■ **WHAT THE EXERCISE ASKS**: Go through the listing and set it down exactly, leaving out its pictures.

========

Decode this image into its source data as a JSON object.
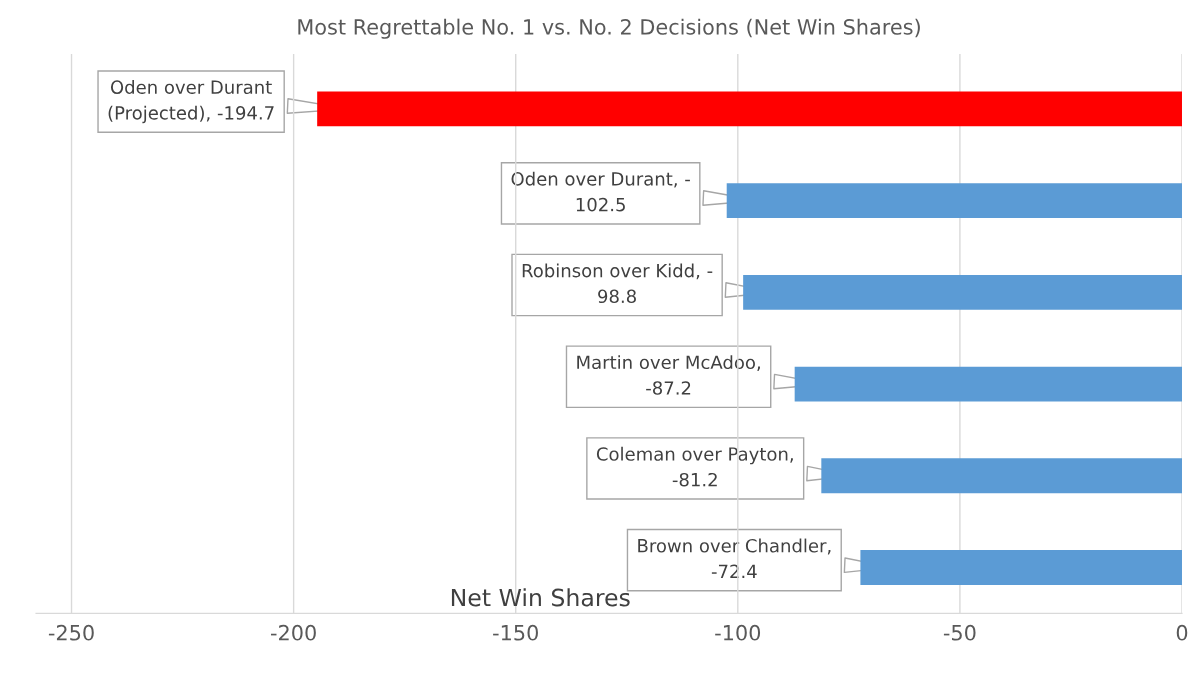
{
  "chart_data": {
    "type": "bar",
    "orientation": "horizontal",
    "title": "Most Regrettable No. 1 vs. No. 2 Decisions (Net Win Shares)",
    "xlabel": "Net Win Shares",
    "categories": [
      null,
      null,
      null,
      null,
      null,
      null
    ],
    "values": [
      -194.7,
      -102.5,
      -98.8,
      -87.2,
      -81.2,
      -72.4
    ],
    "colors": [
      "#ff0000",
      "#5b9bd5",
      "#5b9bd5",
      "#5b9bd5",
      "#5b9bd5",
      "#5b9bd5"
    ],
    "value_labels": [
      "Oden over Durant\n(Projected), -194.7",
      "Oden over Durant, -\n102.5",
      "Robinson over Kidd, -\n98.8",
      "Martin over McAdoo,\n-87.2",
      "Coleman over Payton,\n-81.2",
      "Brown over Chandler,\n-72.4"
    ],
    "xlim": [
      -258,
      0
    ],
    "xticks": [
      -250,
      -200,
      -150,
      -100,
      -50,
      0
    ],
    "grid": "x"
  }
}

========

■ **TASK ANSWER**:
Decode this image into its source data as a JSON object.
{
  "chart_data": {
    "type": "bar",
    "orientation": "horizontal",
    "title": "Most Regrettable No. 1 vs. No. 2 Decisions (Net Win Shares)",
    "xlabel": "Net Win Shares",
    "categories": [
      null,
      null,
      null,
      null,
      null,
      null
    ],
    "values": [
      -194.7,
      -102.5,
      -98.8,
      -87.2,
      -81.2,
      -72.4
    ],
    "colors": [
      "#ff0000",
      "#5b9bd5",
      "#5b9bd5",
      "#5b9bd5",
      "#5b9bd5",
      "#5b9bd5"
    ],
    "value_labels": [
      "Oden over Durant\n(Projected), -194.7",
      "Oden over Durant, -\n102.5",
      "Robinson over Kidd, -\n98.8",
      "Martin over McAdoo,\n-87.2",
      "Coleman over Payton,\n-81.2",
      "Brown over Chandler,\n-72.4"
    ],
    "xlim": [
      -258,
      0
    ],
    "xticks": [
      -250,
      -200,
      -150,
      -100,
      -50,
      0
    ],
    "grid": "x"
  }
}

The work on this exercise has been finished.